**Raw records:**
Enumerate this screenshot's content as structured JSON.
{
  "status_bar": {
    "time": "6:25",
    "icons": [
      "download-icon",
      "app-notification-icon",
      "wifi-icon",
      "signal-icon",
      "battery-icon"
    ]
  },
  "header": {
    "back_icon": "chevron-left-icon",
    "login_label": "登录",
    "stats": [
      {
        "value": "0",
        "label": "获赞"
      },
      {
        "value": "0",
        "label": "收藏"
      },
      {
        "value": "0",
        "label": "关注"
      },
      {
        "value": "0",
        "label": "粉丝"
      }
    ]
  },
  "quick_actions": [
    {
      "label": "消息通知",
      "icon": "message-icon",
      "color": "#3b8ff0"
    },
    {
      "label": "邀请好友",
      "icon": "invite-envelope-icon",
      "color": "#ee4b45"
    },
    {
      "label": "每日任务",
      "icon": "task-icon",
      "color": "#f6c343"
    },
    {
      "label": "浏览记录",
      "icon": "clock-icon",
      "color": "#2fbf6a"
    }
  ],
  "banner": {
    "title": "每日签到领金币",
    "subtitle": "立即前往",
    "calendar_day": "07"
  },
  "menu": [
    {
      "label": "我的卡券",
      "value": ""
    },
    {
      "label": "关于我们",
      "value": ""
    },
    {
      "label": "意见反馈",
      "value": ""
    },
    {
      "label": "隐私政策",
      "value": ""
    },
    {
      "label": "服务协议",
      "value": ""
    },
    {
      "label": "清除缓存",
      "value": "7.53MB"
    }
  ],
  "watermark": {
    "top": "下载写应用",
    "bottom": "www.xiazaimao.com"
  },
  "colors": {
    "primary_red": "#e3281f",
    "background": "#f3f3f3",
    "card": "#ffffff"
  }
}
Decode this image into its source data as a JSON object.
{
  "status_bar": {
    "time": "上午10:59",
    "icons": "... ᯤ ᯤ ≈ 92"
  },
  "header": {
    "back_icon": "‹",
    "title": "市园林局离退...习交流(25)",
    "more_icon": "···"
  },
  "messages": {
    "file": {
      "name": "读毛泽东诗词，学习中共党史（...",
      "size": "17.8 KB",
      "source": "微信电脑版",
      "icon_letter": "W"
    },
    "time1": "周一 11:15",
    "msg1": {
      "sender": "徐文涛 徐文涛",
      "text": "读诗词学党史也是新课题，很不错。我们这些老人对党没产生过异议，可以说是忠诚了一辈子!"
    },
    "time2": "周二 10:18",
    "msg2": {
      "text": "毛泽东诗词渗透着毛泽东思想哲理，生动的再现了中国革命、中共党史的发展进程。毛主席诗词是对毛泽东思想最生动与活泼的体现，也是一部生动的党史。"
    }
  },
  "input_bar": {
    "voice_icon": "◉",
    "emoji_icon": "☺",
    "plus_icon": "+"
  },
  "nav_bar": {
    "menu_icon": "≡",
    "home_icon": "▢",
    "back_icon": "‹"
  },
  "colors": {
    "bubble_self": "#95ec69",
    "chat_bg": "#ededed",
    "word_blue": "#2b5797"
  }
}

**What is being asked:**
Reproduce the records above exactly.

**Full solution:**
Enumerate this screenshot's content as structured JSON.
{
  "status_bar": {
    "time": "6:25",
    "icons": [
      "download-icon",
      "app-notification-icon",
      "wifi-icon",
      "signal-icon",
      "battery-icon"
    ]
  },
  "header": {
    "back_icon": "chevron-left-icon",
    "login_label": "登录",
    "stats": [
      {
        "value": "0",
        "label": "获赞"
      },
      {
        "value": "0",
        "label": "收藏"
      },
      {
        "value": "0",
        "label": "关注"
      },
      {
        "value": "0",
        "label": "粉丝"
      }
    ]
  },
  "quick_actions": [
    {
      "label": "消息通知",
      "icon": "message-icon",
      "color": "#3b8ff0"
    },
    {
      "label": "邀请好友",
      "icon": "invite-envelope-icon",
      "color": "#ee4b45"
    },
    {
      "label": "每日任务",
      "icon": "task-icon",
      "color": "#f6c343"
    },
    {
      "label": "浏览记录",
      "icon": "clock-icon",
      "color": "#2fbf6a"
    }
  ],
  "banner": {
    "title": "每日签到领金币",
    "subtitle": "立即前往",
    "calendar_day": "07"
  },
  "menu": [
    {
      "label": "我的卡券",
      "value": ""
    },
    {
      "label": "关于我们",
      "value": ""
    },
    {
      "label": "意见反馈",
      "value": ""
    },
    {
      "label": "隐私政策",
      "value": ""
    },
    {
      "label": "服务协议",
      "value": ""
    },
    {
      "label": "清除缓存",
      "value": "7.53MB"
    }
  ],
  "watermark": {
    "top": "下载写应用",
    "bottom": "www.xiazaimao.com"
  },
  "colors": {
    "primary_red": "#e3281f",
    "background": "#f3f3f3",
    "card": "#ffffff"
  }
}
Decode this image into its source data as a JSON object.
{
  "status_bar": {
    "time": "上午10:59",
    "icons": "... ᯤ ᯤ ≈ 92"
  },
  "header": {
    "back_icon": "‹",
    "title": "市园林局离退...习交流(25)",
    "more_icon": "···"
  },
  "messages": {
    "file": {
      "name": "读毛泽东诗词，学习中共党史（...",
      "size": "17.8 KB",
      "source": "微信电脑版",
      "icon_letter": "W"
    },
    "time1": "周一 11:15",
    "msg1": {
      "sender": "徐文涛 徐文涛",
      "text": "读诗词学党史也是新课题，很不错。我们这些老人对党没产生过异议，可以说是忠诚了一辈子!"
    },
    "time2": "周二 10:18",
    "msg2": {
      "text": "毛泽东诗词渗透着毛泽东思想哲理，生动的再现了中国革命、中共党史的发展进程。毛主席诗词是对毛泽东思想最生动与活泼的体现，也是一部生动的党史。"
    }
  },
  "input_bar": {
    "voice_icon": "◉",
    "emoji_icon": "☺",
    "plus_icon": "+"
  },
  "nav_bar": {
    "menu_icon": "≡",
    "home_icon": "▢",
    "back_icon": "‹"
  },
  "colors": {
    "bubble_self": "#95ec69",
    "chat_bg": "#ededed",
    "word_blue": "#2b5797"
  }
}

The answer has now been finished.